**Input records:**
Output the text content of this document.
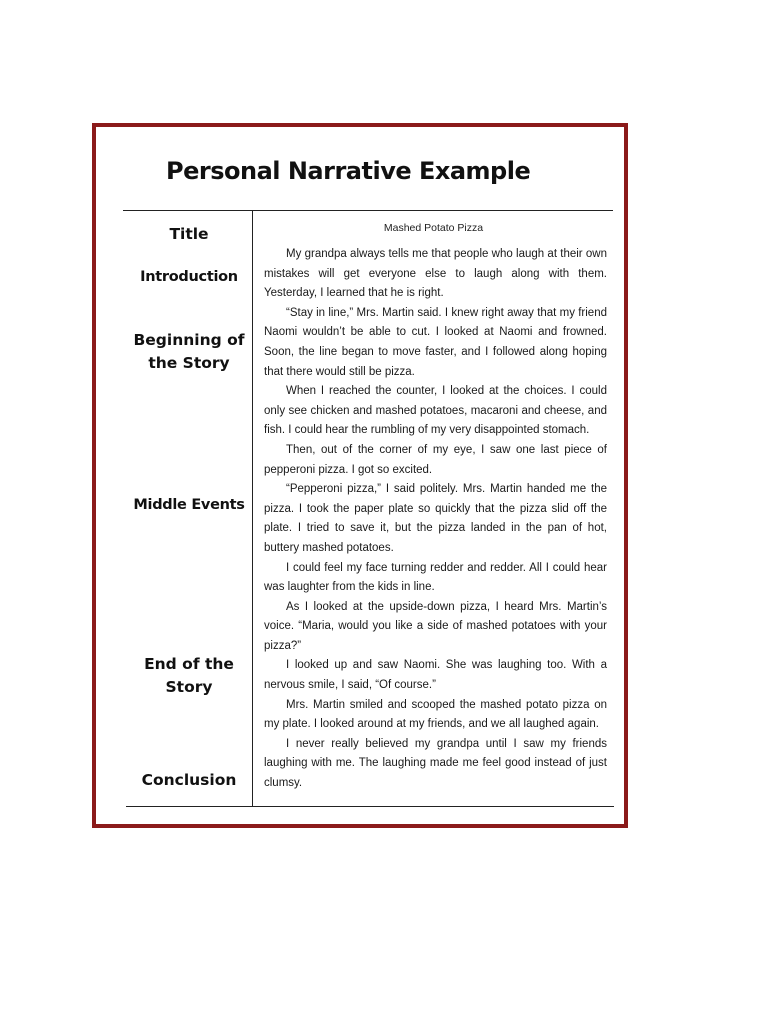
Personal Narrative Example
Title
Introduction
Beginning of the Story
Middle Events
End of the Story
Conclusion
Mashed Potato Pizza

My grandpa always tells me that people who laugh at their own mistakes will get everyone else to laugh along with them. Yesterday, I learned that he is right.

“Stay in line,” Mrs. Martin said. I knew right away that my friend Naomi wouldn’t be able to cut. I looked at Naomi and frowned. Soon, the line began to move faster, and I followed along hoping that there would still be pizza.

When I reached the counter, I looked at the choices. I could only see chicken and mashed potatoes, macaroni and cheese, and fish. I could hear the rumbling of my very disappointed stomach.

Then, out of the corner of my eye, I saw one last piece of pepperoni pizza. I got so excited.

“Pepperoni pizza,” I said politely. Mrs. Martin handed me the pizza. I took the paper plate so quickly that the pizza slid off the plate. I tried to save it, but the pizza landed in the pan of hot, buttery mashed potatoes.

I could feel my face turning redder and redder. All I could hear was laughter from the kids in line.

As I looked at the upside-down pizza, I heard Mrs. Martin’s voice. “Maria, would you like a side of mashed potatoes with your pizza?”

I looked up and saw Naomi. She was laughing too. With a nervous smile, I said, “Of course.”

Mrs. Martin smiled and scooped the mashed potato pizza on my plate. I looked around at my friends, and we all laughed again.

I never really believed my grandpa until I saw my friends laughing with me. The laughing made me feel good instead of just clumsy.
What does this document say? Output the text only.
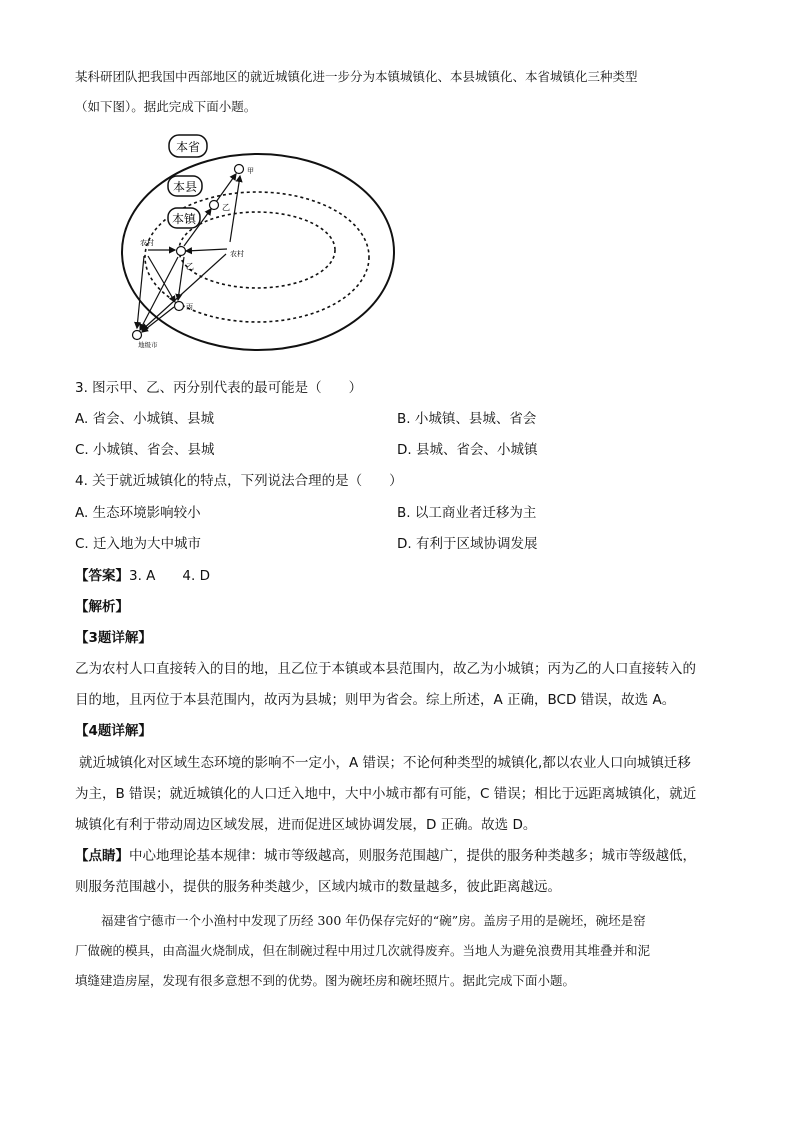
某科研团队把我国中西部地区的就近城镇化进一步分为本镇城镇化、本县城镇化、本省城镇化三种类型
（如下图）。据此完成下面小题。
本省
本县
本镇
甲
乙
乙
丙
地级市
农村
农村
3. 图示甲、乙、丙分别代表的最可能是（　　）
A. 省会、小城镇、县城	B. 小城镇、县城、省会
C. 小城镇、省会、县城	D. 县城、省会、小城镇
4. 关于就近城镇化的特点，下列说法合理的是（　　）
A. 生态环境影响较小	B. 以工商业者迁移为主
C. 迁入地为大中城市	D. 有利于区域协调发展
【答案】3. A　　4. D
【解析】
【3题详解】
乙为农村人口直接转入的目的地，且乙位于本镇或本县范围内，故乙为小城镇；丙为乙的人口直接转入的
目的地，且丙位于本县范围内，故丙为县城；则甲为省会。综上所述，A 正确，BCD 错误，故选 A。
【4题详解】
就近城镇化对区域生态环境的影响不一定小，A 错误；不论何种类型的城镇化,都以农业人口向城镇迁移
为主，B 错误；就近城镇化的人口迁入地中，大中小城市都有可能，C 错误；相比于远距离城镇化，就近
城镇化有利于带动周边区域发展，进而促进区域协调发展，D 正确。故选 D。
【点睛】中心地理论基本规律：城市等级越高，则服务范围越广，提供的服务种类越多；城市等级越低，
则服务范围越小，提供的服务种类越少，区域内城市的数量越多，彼此距离越远。
福建省宁德市一个小渔村中发现了历经 300 年仍保存完好的“碗”房。盖房子用的是碗坯，碗坯是窑
厂做碗的模具，由高温火烧制成，但在制碗过程中用过几次就得废弃。当地人为避免浪费用其堆叠并和泥
填缝建造房屋，发现有很多意想不到的优势。图为碗坯房和碗坯照片。据此完成下面小题。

**Work required:** Beginning with the line that contains "What does this", repeat every remaining line of the data exactly, the last line included, and omit pictures.

**Final answer:**
What does this document say? Output the text only.
某科研团队把我国中西部地区的就近城镇化进一步分为本镇城镇化、本县城镇化、本省城镇化三种类型
（如下图）。据此完成下面小题。
本省
本县
本镇
甲
乙
乙
丙
地级市
农村
农村
3. 图示甲、乙、丙分别代表的最可能是（　　）
A. 省会、小城镇、县城	B. 小城镇、县城、省会
C. 小城镇、省会、县城	D. 县城、省会、小城镇
4. 关于就近城镇化的特点，下列说法合理的是（　　）
A. 生态环境影响较小	B. 以工商业者迁移为主
C. 迁入地为大中城市	D. 有利于区域协调发展
【答案】3. A　　4. D
【解析】
【3题详解】
乙为农村人口直接转入的目的地，且乙位于本镇或本县范围内，故乙为小城镇；丙为乙的人口直接转入的
目的地，且丙位于本县范围内，故丙为县城；则甲为省会。综上所述，A 正确，BCD 错误，故选 A。
【4题详解】
就近城镇化对区域生态环境的影响不一定小，A 错误；不论何种类型的城镇化,都以农业人口向城镇迁移
为主，B 错误；就近城镇化的人口迁入地中，大中小城市都有可能，C 错误；相比于远距离城镇化，就近
城镇化有利于带动周边区域发展，进而促进区域协调发展，D 正确。故选 D。
【点睛】中心地理论基本规律：城市等级越高，则服务范围越广，提供的服务种类越多；城市等级越低，
则服务范围越小，提供的服务种类越少，区域内城市的数量越多，彼此距离越远。
福建省宁德市一个小渔村中发现了历经 300 年仍保存完好的“碗”房。盖房子用的是碗坯，碗坯是窑
厂做碗的模具，由高温火烧制成，但在制碗过程中用过几次就得废弃。当地人为避免浪费用其堆叠并和泥
填缝建造房屋，发现有很多意想不到的优势。图为碗坯房和碗坯照片。据此完成下面小题。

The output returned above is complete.